**PROBLEM REQUIREMENTS**
Return all of the data exactly as given.

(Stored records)
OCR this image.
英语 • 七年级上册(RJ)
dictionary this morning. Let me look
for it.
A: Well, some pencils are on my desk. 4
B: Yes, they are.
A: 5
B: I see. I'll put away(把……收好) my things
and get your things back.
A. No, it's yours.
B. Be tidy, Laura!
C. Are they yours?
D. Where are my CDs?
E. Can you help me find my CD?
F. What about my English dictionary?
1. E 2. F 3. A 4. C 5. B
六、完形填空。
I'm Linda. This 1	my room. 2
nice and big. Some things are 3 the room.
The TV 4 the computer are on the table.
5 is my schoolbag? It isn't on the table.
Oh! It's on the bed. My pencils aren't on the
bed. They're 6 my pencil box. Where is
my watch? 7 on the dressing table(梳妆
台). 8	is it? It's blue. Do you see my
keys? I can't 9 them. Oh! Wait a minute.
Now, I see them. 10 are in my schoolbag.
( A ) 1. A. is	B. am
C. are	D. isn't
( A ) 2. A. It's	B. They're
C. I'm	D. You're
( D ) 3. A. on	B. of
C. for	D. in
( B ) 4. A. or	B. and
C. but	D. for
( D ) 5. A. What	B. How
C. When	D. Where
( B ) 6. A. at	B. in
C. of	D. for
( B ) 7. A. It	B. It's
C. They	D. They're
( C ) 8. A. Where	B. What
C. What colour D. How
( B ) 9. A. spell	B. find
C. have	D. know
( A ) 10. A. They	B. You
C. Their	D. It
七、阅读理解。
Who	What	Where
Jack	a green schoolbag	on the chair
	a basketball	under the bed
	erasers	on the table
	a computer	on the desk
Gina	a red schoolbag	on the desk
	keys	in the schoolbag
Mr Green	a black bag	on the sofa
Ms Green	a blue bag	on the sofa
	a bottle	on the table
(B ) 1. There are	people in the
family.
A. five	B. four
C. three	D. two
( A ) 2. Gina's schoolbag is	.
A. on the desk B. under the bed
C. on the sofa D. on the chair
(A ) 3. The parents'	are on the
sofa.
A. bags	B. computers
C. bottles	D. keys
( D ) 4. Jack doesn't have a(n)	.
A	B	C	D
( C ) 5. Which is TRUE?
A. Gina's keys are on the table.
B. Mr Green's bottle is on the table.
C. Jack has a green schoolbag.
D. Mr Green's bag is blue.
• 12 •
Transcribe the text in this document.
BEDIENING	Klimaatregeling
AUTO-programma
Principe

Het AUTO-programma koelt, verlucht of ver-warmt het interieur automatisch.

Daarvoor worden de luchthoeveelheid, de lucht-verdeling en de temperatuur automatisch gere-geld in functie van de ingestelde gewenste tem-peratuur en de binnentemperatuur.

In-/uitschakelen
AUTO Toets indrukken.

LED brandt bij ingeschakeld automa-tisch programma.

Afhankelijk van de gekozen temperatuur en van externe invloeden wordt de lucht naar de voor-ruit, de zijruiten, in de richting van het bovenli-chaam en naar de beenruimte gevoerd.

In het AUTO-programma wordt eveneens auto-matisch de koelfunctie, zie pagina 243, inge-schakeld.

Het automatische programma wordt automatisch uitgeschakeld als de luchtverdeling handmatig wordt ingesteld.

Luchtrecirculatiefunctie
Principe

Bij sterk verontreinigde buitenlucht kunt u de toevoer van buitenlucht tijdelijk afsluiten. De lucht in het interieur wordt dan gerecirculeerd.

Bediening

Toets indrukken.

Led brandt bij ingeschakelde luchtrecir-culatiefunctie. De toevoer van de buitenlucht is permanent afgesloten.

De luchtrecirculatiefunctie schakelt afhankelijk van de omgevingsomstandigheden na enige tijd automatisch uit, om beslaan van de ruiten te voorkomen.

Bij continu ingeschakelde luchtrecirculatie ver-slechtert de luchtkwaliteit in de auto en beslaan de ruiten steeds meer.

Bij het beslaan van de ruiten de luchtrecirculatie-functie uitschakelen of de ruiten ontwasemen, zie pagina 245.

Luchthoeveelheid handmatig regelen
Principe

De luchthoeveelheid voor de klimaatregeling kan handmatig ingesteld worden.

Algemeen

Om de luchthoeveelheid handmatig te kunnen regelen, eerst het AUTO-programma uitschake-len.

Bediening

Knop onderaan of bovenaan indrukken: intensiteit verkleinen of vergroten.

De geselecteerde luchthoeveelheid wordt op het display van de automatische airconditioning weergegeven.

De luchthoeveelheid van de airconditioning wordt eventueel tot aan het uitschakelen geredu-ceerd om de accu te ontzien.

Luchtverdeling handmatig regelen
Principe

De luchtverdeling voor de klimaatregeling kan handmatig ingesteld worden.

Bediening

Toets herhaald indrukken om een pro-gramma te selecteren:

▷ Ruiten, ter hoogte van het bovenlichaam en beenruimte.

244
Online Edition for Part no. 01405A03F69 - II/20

**REPLY TO THE EXERCISE**
OCR this image.
英语 • 七年级上册(RJ)
dictionary this morning. Let me look
for it.
A: Well, some pencils are on my desk. 4
B: Yes, they are.
A: 5
B: I see. I'll put away(把……收好) my things
and get your things back.
A. No, it's yours.
B. Be tidy, Laura!
C. Are they yours?
D. Where are my CDs?
E. Can you help me find my CD?
F. What about my English dictionary?
1. E 2. F 3. A 4. C 5. B
六、完形填空。
I'm Linda. This 1	my room. 2
nice and big. Some things are 3 the room.
The TV 4 the computer are on the table.
5 is my schoolbag? It isn't on the table.
Oh! It's on the bed. My pencils aren't on the
bed. They're 6 my pencil box. Where is
my watch? 7 on the dressing table(梳妆
台). 8	is it? It's blue. Do you see my
keys? I can't 9 them. Oh! Wait a minute.
Now, I see them. 10 are in my schoolbag.
( A ) 1. A. is	B. am
C. are	D. isn't
( A ) 2. A. It's	B. They're
C. I'm	D. You're
( D ) 3. A. on	B. of
C. for	D. in
( B ) 4. A. or	B. and
C. but	D. for
( D ) 5. A. What	B. How
C. When	D. Where
( B ) 6. A. at	B. in
C. of	D. for
( B ) 7. A. It	B. It's
C. They	D. They're
( C ) 8. A. Where	B. What
C. What colour D. How
( B ) 9. A. spell	B. find
C. have	D. know
( A ) 10. A. They	B. You
C. Their	D. It
七、阅读理解。
Who	What	Where
Jack	a green schoolbag	on the chair
	a basketball	under the bed
	erasers	on the table
	a computer	on the desk
Gina	a red schoolbag	on the desk
	keys	in the schoolbag
Mr Green	a black bag	on the sofa
Ms Green	a blue bag	on the sofa
	a bottle	on the table
(B ) 1. There are	people in the
family.
A. five	B. four
C. three	D. two
( A ) 2. Gina's schoolbag is	.
A. on the desk B. under the bed
C. on the sofa D. on the chair
(A ) 3. The parents'	are on the
sofa.
A. bags	B. computers
C. bottles	D. keys
( D ) 4. Jack doesn't have a(n)	.
A	B	C	D
( C ) 5. Which is TRUE?
A. Gina's keys are on the table.
B. Mr Green's bottle is on the table.
C. Jack has a green schoolbag.
D. Mr Green's bag is blue.
• 12 •
Transcribe the text in this document.
BEDIENING	Klimaatregeling
AUTO-programma
Principe

Het AUTO-programma koelt, verlucht of ver-warmt het interieur automatisch.

Daarvoor worden de luchthoeveelheid, de lucht-verdeling en de temperatuur automatisch gere-geld in functie van de ingestelde gewenste tem-peratuur en de binnentemperatuur.

In-/uitschakelen
AUTO Toets indrukken.

LED brandt bij ingeschakeld automa-tisch programma.

Afhankelijk van de gekozen temperatuur en van externe invloeden wordt de lucht naar de voor-ruit, de zijruiten, in de richting van het bovenli-chaam en naar de beenruimte gevoerd.

In het AUTO-programma wordt eveneens auto-matisch de koelfunctie, zie pagina 243, inge-schakeld.

Het automatische programma wordt automatisch uitgeschakeld als de luchtverdeling handmatig wordt ingesteld.

Luchtrecirculatiefunctie
Principe

Bij sterk verontreinigde buitenlucht kunt u de toevoer van buitenlucht tijdelijk afsluiten. De lucht in het interieur wordt dan gerecirculeerd.

Bediening

Toets indrukken.

Led brandt bij ingeschakelde luchtrecir-culatiefunctie. De toevoer van de buitenlucht is permanent afgesloten.

De luchtrecirculatiefunctie schakelt afhankelijk van de omgevingsomstandigheden na enige tijd automatisch uit, om beslaan van de ruiten te voorkomen.

Bij continu ingeschakelde luchtrecirculatie ver-slechtert de luchtkwaliteit in de auto en beslaan de ruiten steeds meer.

Bij het beslaan van de ruiten de luchtrecirculatie-functie uitschakelen of de ruiten ontwasemen, zie pagina 245.

Luchthoeveelheid handmatig regelen
Principe

De luchthoeveelheid voor de klimaatregeling kan handmatig ingesteld worden.

Algemeen

Om de luchthoeveelheid handmatig te kunnen regelen, eerst het AUTO-programma uitschake-len.

Bediening

Knop onderaan of bovenaan indrukken: intensiteit verkleinen of vergroten.

De geselecteerde luchthoeveelheid wordt op het display van de automatische airconditioning weergegeven.

De luchthoeveelheid van de airconditioning wordt eventueel tot aan het uitschakelen geredu-ceerd om de accu te ontzien.

Luchtverdeling handmatig regelen
Principe

De luchtverdeling voor de klimaatregeling kan handmatig ingesteld worden.

Bediening

Toets herhaald indrukken om een pro-gramma te selecteren:

▷ Ruiten, ter hoogte van het bovenlichaam en beenruimte.

244
Online Edition for Part no. 01405A03F69 - II/20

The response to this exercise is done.